Aim of the task: Go through the records underneath and write each one out again exactly.

Provided records:
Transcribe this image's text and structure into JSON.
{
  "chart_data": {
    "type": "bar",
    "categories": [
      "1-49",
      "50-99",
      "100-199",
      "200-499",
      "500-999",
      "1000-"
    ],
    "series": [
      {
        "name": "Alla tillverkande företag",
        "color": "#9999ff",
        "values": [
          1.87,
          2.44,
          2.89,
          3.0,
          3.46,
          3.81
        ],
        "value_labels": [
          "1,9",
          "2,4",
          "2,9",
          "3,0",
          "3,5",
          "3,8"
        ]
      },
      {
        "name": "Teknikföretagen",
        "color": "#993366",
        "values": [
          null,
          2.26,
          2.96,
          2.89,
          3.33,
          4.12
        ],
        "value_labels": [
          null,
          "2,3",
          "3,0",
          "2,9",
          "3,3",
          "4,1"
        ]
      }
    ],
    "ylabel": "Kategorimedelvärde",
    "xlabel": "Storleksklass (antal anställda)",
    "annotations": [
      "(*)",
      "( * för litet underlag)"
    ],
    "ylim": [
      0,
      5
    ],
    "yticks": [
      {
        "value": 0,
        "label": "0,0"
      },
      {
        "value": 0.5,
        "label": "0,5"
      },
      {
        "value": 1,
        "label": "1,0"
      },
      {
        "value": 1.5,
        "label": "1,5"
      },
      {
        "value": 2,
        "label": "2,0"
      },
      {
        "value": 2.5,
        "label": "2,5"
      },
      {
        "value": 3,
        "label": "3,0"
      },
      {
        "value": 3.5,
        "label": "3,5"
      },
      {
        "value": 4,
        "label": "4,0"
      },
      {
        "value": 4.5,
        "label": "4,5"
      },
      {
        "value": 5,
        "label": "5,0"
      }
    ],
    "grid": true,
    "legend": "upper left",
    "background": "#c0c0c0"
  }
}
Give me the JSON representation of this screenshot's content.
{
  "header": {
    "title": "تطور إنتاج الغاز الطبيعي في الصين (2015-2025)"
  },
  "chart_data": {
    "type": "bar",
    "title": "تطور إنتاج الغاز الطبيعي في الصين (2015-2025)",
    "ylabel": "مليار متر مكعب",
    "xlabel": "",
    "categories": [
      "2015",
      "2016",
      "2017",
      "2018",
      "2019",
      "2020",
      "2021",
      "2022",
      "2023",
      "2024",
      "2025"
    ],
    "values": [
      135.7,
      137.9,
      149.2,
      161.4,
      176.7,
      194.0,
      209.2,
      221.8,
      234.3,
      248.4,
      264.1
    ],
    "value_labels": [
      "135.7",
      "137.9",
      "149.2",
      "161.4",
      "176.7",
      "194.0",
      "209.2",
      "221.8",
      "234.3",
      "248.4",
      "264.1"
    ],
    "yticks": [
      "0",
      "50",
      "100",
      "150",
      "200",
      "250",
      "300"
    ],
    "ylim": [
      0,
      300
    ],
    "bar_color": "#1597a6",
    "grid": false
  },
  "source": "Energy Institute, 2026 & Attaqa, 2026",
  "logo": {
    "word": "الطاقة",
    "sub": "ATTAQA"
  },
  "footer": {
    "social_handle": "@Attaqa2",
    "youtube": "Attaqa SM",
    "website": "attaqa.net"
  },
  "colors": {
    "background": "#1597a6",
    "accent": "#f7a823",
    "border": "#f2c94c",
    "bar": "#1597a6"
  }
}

Output for this exercise:
Transcribe this image's text and structure into JSON.
{
  "chart_data": {
    "type": "bar",
    "categories": [
      "1-49",
      "50-99",
      "100-199",
      "200-499",
      "500-999",
      "1000-"
    ],
    "series": [
      {
        "name": "Alla tillverkande företag",
        "color": "#9999ff",
        "values": [
          1.87,
          2.44,
          2.89,
          3.0,
          3.46,
          3.81
        ],
        "value_labels": [
          "1,9",
          "2,4",
          "2,9",
          "3,0",
          "3,5",
          "3,8"
        ]
      },
      {
        "name": "Teknikföretagen",
        "color": "#993366",
        "values": [
          null,
          2.26,
          2.96,
          2.89,
          3.33,
          4.12
        ],
        "value_labels": [
          null,
          "2,3",
          "3,0",
          "2,9",
          "3,3",
          "4,1"
        ]
      }
    ],
    "ylabel": "Kategorimedelvärde",
    "xlabel": "Storleksklass (antal anställda)",
    "annotations": [
      "(*)",
      "( * för litet underlag)"
    ],
    "ylim": [
      0,
      5
    ],
    "yticks": [
      {
        "value": 0,
        "label": "0,0"
      },
      {
        "value": 0.5,
        "label": "0,5"
      },
      {
        "value": 1,
        "label": "1,0"
      },
      {
        "value": 1.5,
        "label": "1,5"
      },
      {
        "value": 2,
        "label": "2,0"
      },
      {
        "value": 2.5,
        "label": "2,5"
      },
      {
        "value": 3,
        "label": "3,0"
      },
      {
        "value": 3.5,
        "label": "3,5"
      },
      {
        "value": 4,
        "label": "4,0"
      },
      {
        "value": 4.5,
        "label": "4,5"
      },
      {
        "value": 5,
        "label": "5,0"
      }
    ],
    "grid": true,
    "legend": "upper left",
    "background": "#c0c0c0"
  }
}
Give me the JSON representation of this screenshot's content.
{
  "header": {
    "title": "تطور إنتاج الغاز الطبيعي في الصين (2015-2025)"
  },
  "chart_data": {
    "type": "bar",
    "title": "تطور إنتاج الغاز الطبيعي في الصين (2015-2025)",
    "ylabel": "مليار متر مكعب",
    "xlabel": "",
    "categories": [
      "2015",
      "2016",
      "2017",
      "2018",
      "2019",
      "2020",
      "2021",
      "2022",
      "2023",
      "2024",
      "2025"
    ],
    "values": [
      135.7,
      137.9,
      149.2,
      161.4,
      176.7,
      194.0,
      209.2,
      221.8,
      234.3,
      248.4,
      264.1
    ],
    "value_labels": [
      "135.7",
      "137.9",
      "149.2",
      "161.4",
      "176.7",
      "194.0",
      "209.2",
      "221.8",
      "234.3",
      "248.4",
      "264.1"
    ],
    "yticks": [
      "0",
      "50",
      "100",
      "150",
      "200",
      "250",
      "300"
    ],
    "ylim": [
      0,
      300
    ],
    "bar_color": "#1597a6",
    "grid": false
  },
  "source": "Energy Institute, 2026 & Attaqa, 2026",
  "logo": {
    "word": "الطاقة",
    "sub": "ATTAQA"
  },
  "footer": {
    "social_handle": "@Attaqa2",
    "youtube": "Attaqa SM",
    "website": "attaqa.net"
  },
  "colors": {
    "background": "#1597a6",
    "accent": "#f7a823",
    "border": "#f2c94c",
    "bar": "#1597a6"
  }
}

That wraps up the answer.